# Requirement
Format the entries, from the first line through the line containing "value-label-desktop-p10: 10 [231,526,263,557]" (both included), as a JSON list of strings with one string per line and blank lines omitted.

..............................

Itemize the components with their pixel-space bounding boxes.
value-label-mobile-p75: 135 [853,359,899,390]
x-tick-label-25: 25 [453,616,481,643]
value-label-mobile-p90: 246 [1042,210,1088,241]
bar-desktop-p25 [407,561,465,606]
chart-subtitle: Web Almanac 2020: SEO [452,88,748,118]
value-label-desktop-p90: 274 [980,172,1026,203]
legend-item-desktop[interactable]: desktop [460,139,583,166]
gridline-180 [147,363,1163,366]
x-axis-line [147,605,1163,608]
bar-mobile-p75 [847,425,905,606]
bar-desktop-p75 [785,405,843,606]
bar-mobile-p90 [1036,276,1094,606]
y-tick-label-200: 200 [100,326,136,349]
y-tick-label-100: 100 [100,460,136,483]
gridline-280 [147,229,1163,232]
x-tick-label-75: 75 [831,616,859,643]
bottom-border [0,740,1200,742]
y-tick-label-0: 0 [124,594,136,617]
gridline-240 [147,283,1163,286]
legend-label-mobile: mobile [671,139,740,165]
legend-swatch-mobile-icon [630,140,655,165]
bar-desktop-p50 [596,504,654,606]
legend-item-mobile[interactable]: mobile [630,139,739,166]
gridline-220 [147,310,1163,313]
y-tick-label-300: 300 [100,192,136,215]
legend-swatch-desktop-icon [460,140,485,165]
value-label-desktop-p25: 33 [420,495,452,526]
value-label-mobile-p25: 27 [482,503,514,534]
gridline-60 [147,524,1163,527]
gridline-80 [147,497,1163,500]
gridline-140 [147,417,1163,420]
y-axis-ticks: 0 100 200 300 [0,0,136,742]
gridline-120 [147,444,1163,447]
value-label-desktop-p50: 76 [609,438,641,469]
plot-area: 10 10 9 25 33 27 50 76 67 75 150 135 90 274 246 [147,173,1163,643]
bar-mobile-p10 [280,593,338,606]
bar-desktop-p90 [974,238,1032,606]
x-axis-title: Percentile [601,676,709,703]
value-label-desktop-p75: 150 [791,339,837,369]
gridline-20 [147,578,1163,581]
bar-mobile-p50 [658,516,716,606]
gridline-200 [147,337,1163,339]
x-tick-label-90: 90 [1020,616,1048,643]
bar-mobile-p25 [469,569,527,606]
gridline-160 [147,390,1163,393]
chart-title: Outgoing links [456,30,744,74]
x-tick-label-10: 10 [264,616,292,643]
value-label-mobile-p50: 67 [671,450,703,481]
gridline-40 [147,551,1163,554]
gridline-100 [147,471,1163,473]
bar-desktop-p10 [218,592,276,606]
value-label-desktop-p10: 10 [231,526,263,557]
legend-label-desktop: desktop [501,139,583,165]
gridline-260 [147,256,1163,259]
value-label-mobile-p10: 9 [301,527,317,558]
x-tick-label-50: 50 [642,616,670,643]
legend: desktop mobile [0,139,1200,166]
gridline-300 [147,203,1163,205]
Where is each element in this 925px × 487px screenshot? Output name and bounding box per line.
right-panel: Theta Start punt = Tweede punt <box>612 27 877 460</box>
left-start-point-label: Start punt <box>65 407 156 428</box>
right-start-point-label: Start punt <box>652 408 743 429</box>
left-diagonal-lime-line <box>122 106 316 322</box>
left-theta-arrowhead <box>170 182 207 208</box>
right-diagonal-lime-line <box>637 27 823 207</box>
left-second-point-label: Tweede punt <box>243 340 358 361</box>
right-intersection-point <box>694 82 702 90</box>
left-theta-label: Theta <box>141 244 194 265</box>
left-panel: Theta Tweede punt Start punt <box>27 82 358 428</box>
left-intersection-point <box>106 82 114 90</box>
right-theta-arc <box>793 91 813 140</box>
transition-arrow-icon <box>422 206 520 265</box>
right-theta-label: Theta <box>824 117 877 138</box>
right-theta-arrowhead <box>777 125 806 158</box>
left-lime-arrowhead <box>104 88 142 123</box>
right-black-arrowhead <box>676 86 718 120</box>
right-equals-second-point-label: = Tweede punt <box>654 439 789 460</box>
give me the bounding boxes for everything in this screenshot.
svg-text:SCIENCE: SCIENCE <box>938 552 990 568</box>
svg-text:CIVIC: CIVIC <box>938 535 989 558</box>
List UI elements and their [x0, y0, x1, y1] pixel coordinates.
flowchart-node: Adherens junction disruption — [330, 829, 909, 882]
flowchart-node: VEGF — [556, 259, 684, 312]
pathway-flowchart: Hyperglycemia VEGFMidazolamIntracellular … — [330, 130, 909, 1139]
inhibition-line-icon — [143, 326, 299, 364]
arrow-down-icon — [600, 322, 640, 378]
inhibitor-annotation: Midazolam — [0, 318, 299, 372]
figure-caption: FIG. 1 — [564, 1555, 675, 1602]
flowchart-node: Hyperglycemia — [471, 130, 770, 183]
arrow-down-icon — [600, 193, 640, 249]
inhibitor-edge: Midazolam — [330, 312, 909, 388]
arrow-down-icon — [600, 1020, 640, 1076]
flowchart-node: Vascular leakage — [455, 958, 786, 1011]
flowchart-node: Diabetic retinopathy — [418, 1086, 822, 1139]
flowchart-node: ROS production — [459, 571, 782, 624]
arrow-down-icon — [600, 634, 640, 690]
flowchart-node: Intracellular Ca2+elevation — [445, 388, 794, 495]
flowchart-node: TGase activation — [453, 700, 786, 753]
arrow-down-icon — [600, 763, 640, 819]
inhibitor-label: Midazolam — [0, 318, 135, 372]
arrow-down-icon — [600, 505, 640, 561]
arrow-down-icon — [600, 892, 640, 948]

..............................

# Solution for this task
[
  "Itemize the components with their pixel-space bounding boxes.",
  "value-label-mobile-p75: 135 [853,359,899,390]",
  "x-tick-label-25: 25 [453,616,481,643]",
  "value-label-mobile-p90: 246 [1042,210,1088,241]",
  "bar-desktop-p25 [407,561,465,606]",
  "chart-subtitle: Web Almanac 2020: SEO [452,88,748,118]",
  "value-label-desktop-p90: 274 [980,172,1026,203]",
  "legend-item-desktop[interactable]: desktop [460,139,583,166]",
  "gridline-180 [147,363,1163,366]",
  "x-axis-line [147,605,1163,608]",
  "bar-mobile-p75 [847,425,905,606]",
  "bar-desktop-p75 [785,405,843,606]",
  "bar-mobile-p90 [1036,276,1094,606]",
  "y-tick-label-200: 200 [100,326,136,349]",
  "y-tick-label-100: 100 [100,460,136,483]",
  "gridline-280 [147,229,1163,232]",
  "x-tick-label-75: 75 [831,616,859,643]",
  "bottom-border [0,740,1200,742]",
  "y-tick-label-0: 0 [124,594,136,617]",
  "gridline-240 [147,283,1163,286]",
  "legend-label-mobile: mobile [671,139,740,165]",
  "legend-swatch-mobile-icon [630,140,655,165]",
  "bar-desktop-p50 [596,504,654,606]",
  "legend-item-mobile[interactable]: mobile [630,139,739,166]",
  "gridline-220 [147,310,1163,313]",
  "y-tick-label-300: 300 [100,192,136,215]",
  "legend-swatch-desktop-icon [460,140,485,165]",
  "value-label-desktop-p25: 33 [420,495,452,526]",
  "value-label-mobile-p25: 27 [482,503,514,534]",
  "gridline-60 [147,524,1163,527]",
  "gridline-80 [147,497,1163,500]",
  "gridline-140 [147,417,1163,420]",
  "y-axis-ticks: 0 100 200 300 [0,0,136,742]",
  "gridline-120 [147,444,1163,447]",
  "value-label-desktop-p50: 76 [609,438,641,469]",
  "plot-area: 10 10 9 25 33 27 50 76 67 75 150 135 90 274 246 [147,173,1163,643]",
  "bar-mobile-p10 [280,593,338,606]",
  "bar-desktop-p90 [974,238,1032,606]",
  "x-axis-title: Percentile [601,676,709,703]",
  "value-label-desktop-p75: 150 [791,339,837,369]",
  "gridline-20 [147,578,1163,581]",
  "bar-mobile-p50 [658,516,716,606]",
  "gridline-200 [147,337,1163,339]",
  "x-tick-label-90: 90 [1020,616,1048,643]",
  "bar-mobile-p25 [469,569,527,606]",
  "gridline-160 [147,390,1163,393]",
  "chart-title: Outgoing links [456,30,744,74]",
  "x-tick-label-10: 10 [264,616,292,643]",
  "value-label-mobile-p50: 67 [671,450,703,481]",
  "gridline-40 [147,551,1163,554]",
  "gridline-100 [147,471,1163,473]",
  "bar-desktop-p10 [218,592,276,606]",
  "value-label-desktop-p10: 10 [231,526,263,557]"
]